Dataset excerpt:
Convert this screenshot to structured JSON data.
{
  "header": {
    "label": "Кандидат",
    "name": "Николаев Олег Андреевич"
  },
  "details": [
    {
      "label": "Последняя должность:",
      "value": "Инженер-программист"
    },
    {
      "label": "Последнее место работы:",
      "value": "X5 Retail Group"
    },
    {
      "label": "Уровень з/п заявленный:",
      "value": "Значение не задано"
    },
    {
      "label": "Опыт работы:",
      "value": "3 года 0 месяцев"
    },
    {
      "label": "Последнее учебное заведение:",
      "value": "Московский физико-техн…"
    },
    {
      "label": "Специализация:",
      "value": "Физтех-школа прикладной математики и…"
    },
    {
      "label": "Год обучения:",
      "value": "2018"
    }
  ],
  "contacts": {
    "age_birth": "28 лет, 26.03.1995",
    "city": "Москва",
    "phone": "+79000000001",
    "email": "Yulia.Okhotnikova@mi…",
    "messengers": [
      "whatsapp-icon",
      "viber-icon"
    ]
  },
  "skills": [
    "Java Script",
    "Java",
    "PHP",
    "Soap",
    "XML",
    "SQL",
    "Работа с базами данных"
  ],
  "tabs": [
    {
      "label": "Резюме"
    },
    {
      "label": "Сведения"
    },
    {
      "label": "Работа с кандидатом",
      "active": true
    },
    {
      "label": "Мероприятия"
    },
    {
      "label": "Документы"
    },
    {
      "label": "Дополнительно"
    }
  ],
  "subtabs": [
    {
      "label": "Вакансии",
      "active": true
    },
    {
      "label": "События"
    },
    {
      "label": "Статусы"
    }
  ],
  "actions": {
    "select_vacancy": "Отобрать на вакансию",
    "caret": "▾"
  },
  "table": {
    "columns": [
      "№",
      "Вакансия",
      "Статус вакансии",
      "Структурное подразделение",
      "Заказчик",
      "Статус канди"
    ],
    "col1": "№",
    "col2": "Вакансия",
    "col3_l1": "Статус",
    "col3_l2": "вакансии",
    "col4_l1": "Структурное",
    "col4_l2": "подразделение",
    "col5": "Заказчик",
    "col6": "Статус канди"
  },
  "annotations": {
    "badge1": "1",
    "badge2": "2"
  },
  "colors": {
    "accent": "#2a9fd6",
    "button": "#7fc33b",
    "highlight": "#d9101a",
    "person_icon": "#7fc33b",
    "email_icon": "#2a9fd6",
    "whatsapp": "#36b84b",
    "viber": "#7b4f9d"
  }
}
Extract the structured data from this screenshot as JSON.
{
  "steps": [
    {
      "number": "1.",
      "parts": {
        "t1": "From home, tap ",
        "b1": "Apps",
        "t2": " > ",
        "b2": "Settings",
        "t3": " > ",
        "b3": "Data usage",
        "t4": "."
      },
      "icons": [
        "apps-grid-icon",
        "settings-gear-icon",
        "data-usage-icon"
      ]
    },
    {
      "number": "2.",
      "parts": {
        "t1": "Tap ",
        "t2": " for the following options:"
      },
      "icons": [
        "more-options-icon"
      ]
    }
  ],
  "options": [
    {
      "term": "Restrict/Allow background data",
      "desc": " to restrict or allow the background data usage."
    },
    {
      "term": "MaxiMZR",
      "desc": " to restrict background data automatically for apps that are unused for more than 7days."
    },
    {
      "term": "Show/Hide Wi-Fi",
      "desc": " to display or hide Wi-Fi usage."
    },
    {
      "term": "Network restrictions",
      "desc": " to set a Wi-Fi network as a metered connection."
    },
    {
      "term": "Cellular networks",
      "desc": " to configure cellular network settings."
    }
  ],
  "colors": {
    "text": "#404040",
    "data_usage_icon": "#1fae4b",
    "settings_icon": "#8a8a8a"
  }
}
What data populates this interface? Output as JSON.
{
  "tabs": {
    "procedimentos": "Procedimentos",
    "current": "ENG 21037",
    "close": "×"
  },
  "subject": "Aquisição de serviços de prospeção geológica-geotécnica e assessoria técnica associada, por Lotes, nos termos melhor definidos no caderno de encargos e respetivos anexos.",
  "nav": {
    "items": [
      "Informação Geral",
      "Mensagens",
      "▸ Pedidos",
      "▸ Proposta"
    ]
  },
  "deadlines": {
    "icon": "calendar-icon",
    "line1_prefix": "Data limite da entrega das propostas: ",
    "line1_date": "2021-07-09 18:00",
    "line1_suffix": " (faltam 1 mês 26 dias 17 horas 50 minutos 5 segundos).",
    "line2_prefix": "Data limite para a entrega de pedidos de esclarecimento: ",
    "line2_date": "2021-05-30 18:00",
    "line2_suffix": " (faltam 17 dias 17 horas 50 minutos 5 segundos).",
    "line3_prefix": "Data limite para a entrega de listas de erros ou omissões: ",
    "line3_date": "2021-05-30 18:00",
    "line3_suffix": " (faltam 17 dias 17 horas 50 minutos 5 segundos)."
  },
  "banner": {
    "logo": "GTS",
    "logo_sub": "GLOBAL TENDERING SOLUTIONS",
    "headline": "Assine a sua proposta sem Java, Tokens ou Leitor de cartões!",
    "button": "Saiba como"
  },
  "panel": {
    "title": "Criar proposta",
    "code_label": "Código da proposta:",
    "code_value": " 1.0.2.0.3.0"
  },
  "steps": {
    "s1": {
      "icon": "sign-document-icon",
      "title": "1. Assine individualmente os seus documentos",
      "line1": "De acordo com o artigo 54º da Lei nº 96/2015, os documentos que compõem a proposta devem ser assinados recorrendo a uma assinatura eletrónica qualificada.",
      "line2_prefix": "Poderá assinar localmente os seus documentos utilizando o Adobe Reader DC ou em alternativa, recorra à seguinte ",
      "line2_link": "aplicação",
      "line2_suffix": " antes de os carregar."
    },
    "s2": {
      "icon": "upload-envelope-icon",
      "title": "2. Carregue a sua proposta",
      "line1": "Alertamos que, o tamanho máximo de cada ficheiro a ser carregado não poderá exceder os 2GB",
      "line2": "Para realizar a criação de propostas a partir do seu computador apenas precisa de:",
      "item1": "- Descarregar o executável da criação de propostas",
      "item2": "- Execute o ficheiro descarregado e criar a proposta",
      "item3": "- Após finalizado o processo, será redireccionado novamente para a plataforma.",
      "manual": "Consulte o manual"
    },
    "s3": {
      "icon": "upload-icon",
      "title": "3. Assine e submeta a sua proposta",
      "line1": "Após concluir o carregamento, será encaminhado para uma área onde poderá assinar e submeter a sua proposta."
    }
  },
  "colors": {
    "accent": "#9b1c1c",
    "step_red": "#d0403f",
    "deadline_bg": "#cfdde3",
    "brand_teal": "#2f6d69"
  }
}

TO BE DONE:
Quote all of the entries exactly as they appear.

RESULT FOR THIS TASK:
Convert this screenshot to structured JSON data.
{
  "header": {
    "label": "Кандидат",
    "name": "Николаев Олег Андреевич"
  },
  "details": [
    {
      "label": "Последняя должность:",
      "value": "Инженер-программист"
    },
    {
      "label": "Последнее место работы:",
      "value": "X5 Retail Group"
    },
    {
      "label": "Уровень з/п заявленный:",
      "value": "Значение не задано"
    },
    {
      "label": "Опыт работы:",
      "value": "3 года 0 месяцев"
    },
    {
      "label": "Последнее учебное заведение:",
      "value": "Московский физико-техн…"
    },
    {
      "label": "Специализация:",
      "value": "Физтех-школа прикладной математики и…"
    },
    {
      "label": "Год обучения:",
      "value": "2018"
    }
  ],
  "contacts": {
    "age_birth": "28 лет, 26.03.1995",
    "city": "Москва",
    "phone": "+79000000001",
    "email": "Yulia.Okhotnikova@mi…",
    "messengers": [
      "whatsapp-icon",
      "viber-icon"
    ]
  },
  "skills": [
    "Java Script",
    "Java",
    "PHP",
    "Soap",
    "XML",
    "SQL",
    "Работа с базами данных"
  ],
  "tabs": [
    {
      "label": "Резюме"
    },
    {
      "label": "Сведения"
    },
    {
      "label": "Работа с кандидатом",
      "active": true
    },
    {
      "label": "Мероприятия"
    },
    {
      "label": "Документы"
    },
    {
      "label": "Дополнительно"
    }
  ],
  "subtabs": [
    {
      "label": "Вакансии",
      "active": true
    },
    {
      "label": "События"
    },
    {
      "label": "Статусы"
    }
  ],
  "actions": {
    "select_vacancy": "Отобрать на вакансию",
    "caret": "▾"
  },
  "table": {
    "columns": [
      "№",
      "Вакансия",
      "Статус вакансии",
      "Структурное подразделение",
      "Заказчик",
      "Статус канди"
    ],
    "col1": "№",
    "col2": "Вакансия",
    "col3_l1": "Статус",
    "col3_l2": "вакансии",
    "col4_l1": "Структурное",
    "col4_l2": "подразделение",
    "col5": "Заказчик",
    "col6": "Статус канди"
  },
  "annotations": {
    "badge1": "1",
    "badge2": "2"
  },
  "colors": {
    "accent": "#2a9fd6",
    "button": "#7fc33b",
    "highlight": "#d9101a",
    "person_icon": "#7fc33b",
    "email_icon": "#2a9fd6",
    "whatsapp": "#36b84b",
    "viber": "#7b4f9d"
  }
}
Extract the structured data from this screenshot as JSON.
{
  "steps": [
    {
      "number": "1.",
      "parts": {
        "t1": "From home, tap ",
        "b1": "Apps",
        "t2": " > ",
        "b2": "Settings",
        "t3": " > ",
        "b3": "Data usage",
        "t4": "."
      },
      "icons": [
        "apps-grid-icon",
        "settings-gear-icon",
        "data-usage-icon"
      ]
    },
    {
      "number": "2.",
      "parts": {
        "t1": "Tap ",
        "t2": " for the following options:"
      },
      "icons": [
        "more-options-icon"
      ]
    }
  ],
  "options": [
    {
      "term": "Restrict/Allow background data",
      "desc": " to restrict or allow the background data usage."
    },
    {
      "term": "MaxiMZR",
      "desc": " to restrict background data automatically for apps that are unused for more than 7days."
    },
    {
      "term": "Show/Hide Wi-Fi",
      "desc": " to display or hide Wi-Fi usage."
    },
    {
      "term": "Network restrictions",
      "desc": " to set a Wi-Fi network as a metered connection."
    },
    {
      "term": "Cellular networks",
      "desc": " to configure cellular network settings."
    }
  ],
  "colors": {
    "text": "#404040",
    "data_usage_icon": "#1fae4b",
    "settings_icon": "#8a8a8a"
  }
}
What data populates this interface? Output as JSON.
{
  "tabs": {
    "procedimentos": "Procedimentos",
    "current": "ENG 21037",
    "close": "×"
  },
  "subject": "Aquisição de serviços de prospeção geológica-geotécnica e assessoria técnica associada, por Lotes, nos termos melhor definidos no caderno de encargos e respetivos anexos.",
  "nav": {
    "items": [
      "Informação Geral",
      "Mensagens",
      "▸ Pedidos",
      "▸ Proposta"
    ]
  },
  "deadlines": {
    "icon": "calendar-icon",
    "line1_prefix": "Data limite da entrega das propostas: ",
    "line1_date": "2021-07-09 18:00",
    "line1_suffix": " (faltam 1 mês 26 dias 17 horas 50 minutos 5 segundos).",
    "line2_prefix": "Data limite para a entrega de pedidos de esclarecimento: ",
    "line2_date": "2021-05-30 18:00",
    "line2_suffix": " (faltam 17 dias 17 horas 50 minutos 5 segundos).",
    "line3_prefix": "Data limite para a entrega de listas de erros ou omissões: ",
    "line3_date": "2021-05-30 18:00",
    "line3_suffix": " (faltam 17 dias 17 horas 50 minutos 5 segundos)."
  },
  "banner": {
    "logo": "GTS",
    "logo_sub": "GLOBAL TENDERING SOLUTIONS",
    "headline": "Assine a sua proposta sem Java, Tokens ou Leitor de cartões!",
    "button": "Saiba como"
  },
  "panel": {
    "title": "Criar proposta",
    "code_label": "Código da proposta:",
    "code_value": " 1.0.2.0.3.0"
  },
  "steps": {
    "s1": {
      "icon": "sign-document-icon",
      "title": "1. Assine individualmente os seus documentos",
      "line1": "De acordo com o artigo 54º da Lei nº 96/2015, os documentos que compõem a proposta devem ser assinados recorrendo a uma assinatura eletrónica qualificada.",
      "line2_prefix": "Poderá assinar localmente os seus documentos utilizando o Adobe Reader DC ou em alternativa, recorra à seguinte ",
      "line2_link": "aplicação",
      "line2_suffix": " antes de os carregar."
    },
    "s2": {
      "icon": "upload-envelope-icon",
      "title": "2. Carregue a sua proposta",
      "line1": "Alertamos que, o tamanho máximo de cada ficheiro a ser carregado não poderá exceder os 2GB",
      "line2": "Para realizar a criação de propostas a partir do seu computador apenas precisa de:",
      "item1": "- Descarregar o executável da criação de propostas",
      "item2": "- Execute o ficheiro descarregado e criar a proposta",
      "item3": "- Após finalizado o processo, será redireccionado novamente para a plataforma.",
      "manual": "Consulte o manual"
    },
    "s3": {
      "icon": "upload-icon",
      "title": "3. Assine e submeta a sua proposta",
      "line1": "Após concluir o carregamento, será encaminhado para uma área onde poderá assinar e submeter a sua proposta."
    }
  },
  "colors": {
    "accent": "#9b1c1c",
    "step_red": "#d0403f",
    "deadline_bg": "#cfdde3",
    "brand_teal": "#2f6d69"
  }
}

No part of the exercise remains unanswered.